— START OF Extracted entries —
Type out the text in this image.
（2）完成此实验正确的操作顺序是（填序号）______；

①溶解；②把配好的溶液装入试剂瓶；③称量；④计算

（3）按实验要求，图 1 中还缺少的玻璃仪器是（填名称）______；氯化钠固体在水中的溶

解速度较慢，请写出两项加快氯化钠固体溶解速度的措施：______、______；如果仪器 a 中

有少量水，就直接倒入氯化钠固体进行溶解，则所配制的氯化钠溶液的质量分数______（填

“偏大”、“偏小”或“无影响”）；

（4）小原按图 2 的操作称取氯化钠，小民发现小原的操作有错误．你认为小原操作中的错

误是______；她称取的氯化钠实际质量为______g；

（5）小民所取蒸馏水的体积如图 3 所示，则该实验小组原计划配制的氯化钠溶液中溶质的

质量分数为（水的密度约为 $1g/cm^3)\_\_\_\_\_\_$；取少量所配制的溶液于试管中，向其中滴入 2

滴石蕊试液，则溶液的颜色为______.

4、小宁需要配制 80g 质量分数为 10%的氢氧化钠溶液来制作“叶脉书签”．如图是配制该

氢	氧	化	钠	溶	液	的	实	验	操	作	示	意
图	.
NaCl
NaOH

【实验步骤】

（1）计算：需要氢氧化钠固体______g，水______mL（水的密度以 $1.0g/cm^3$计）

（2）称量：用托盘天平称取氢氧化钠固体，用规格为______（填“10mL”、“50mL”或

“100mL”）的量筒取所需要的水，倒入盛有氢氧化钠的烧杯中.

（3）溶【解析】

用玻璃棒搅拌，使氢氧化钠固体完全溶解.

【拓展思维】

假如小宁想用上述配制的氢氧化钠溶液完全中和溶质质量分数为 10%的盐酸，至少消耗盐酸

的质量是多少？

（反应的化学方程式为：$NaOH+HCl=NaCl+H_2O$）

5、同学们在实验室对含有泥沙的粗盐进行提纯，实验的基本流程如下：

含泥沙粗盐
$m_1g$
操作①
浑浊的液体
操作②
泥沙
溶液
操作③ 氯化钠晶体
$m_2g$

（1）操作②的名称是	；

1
— END OF Extracted entries —
> [What is being asked]:
Please return the data above exactly as given.

> [Written answer]:
Type out the text in this image.
（2）完成此实验正确的操作顺序是（填序号）______；

①溶解；②把配好的溶液装入试剂瓶；③称量；④计算

（3）按实验要求，图 1 中还缺少的玻璃仪器是（填名称）______；氯化钠固体在水中的溶

解速度较慢，请写出两项加快氯化钠固体溶解速度的措施：______、______；如果仪器 a 中

有少量水，就直接倒入氯化钠固体进行溶解，则所配制的氯化钠溶液的质量分数______（填

“偏大”、“偏小”或“无影响”）；

（4）小原按图 2 的操作称取氯化钠，小民发现小原的操作有错误．你认为小原操作中的错

误是______；她称取的氯化钠实际质量为______g；

（5）小民所取蒸馏水的体积如图 3 所示，则该实验小组原计划配制的氯化钠溶液中溶质的

质量分数为（水的密度约为 $1g/cm^3)\_\_\_\_\_\_$；取少量所配制的溶液于试管中，向其中滴入 2

滴石蕊试液，则溶液的颜色为______.

4、小宁需要配制 80g 质量分数为 10%的氢氧化钠溶液来制作“叶脉书签”．如图是配制该

氢	氧	化	钠	溶	液	的	实	验	操	作	示	意
图	.
NaCl
NaOH

【实验步骤】

（1）计算：需要氢氧化钠固体______g，水______mL（水的密度以 $1.0g/cm^3$计）

（2）称量：用托盘天平称取氢氧化钠固体，用规格为______（填“10mL”、“50mL”或

“100mL”）的量筒取所需要的水，倒入盛有氢氧化钠的烧杯中.

（3）溶【解析】

用玻璃棒搅拌，使氢氧化钠固体完全溶解.

【拓展思维】

假如小宁想用上述配制的氢氧化钠溶液完全中和溶质质量分数为 10%的盐酸，至少消耗盐酸

的质量是多少？

（反应的化学方程式为：$NaOH+HCl=NaCl+H_2O$）

5、同学们在实验室对含有泥沙的粗盐进行提纯，实验的基本流程如下：

含泥沙粗盐
$m_1g$
操作①
浑浊的液体
操作②
泥沙
溶液
操作③ 氯化钠晶体
$m_2g$

（1）操作②的名称是	；

1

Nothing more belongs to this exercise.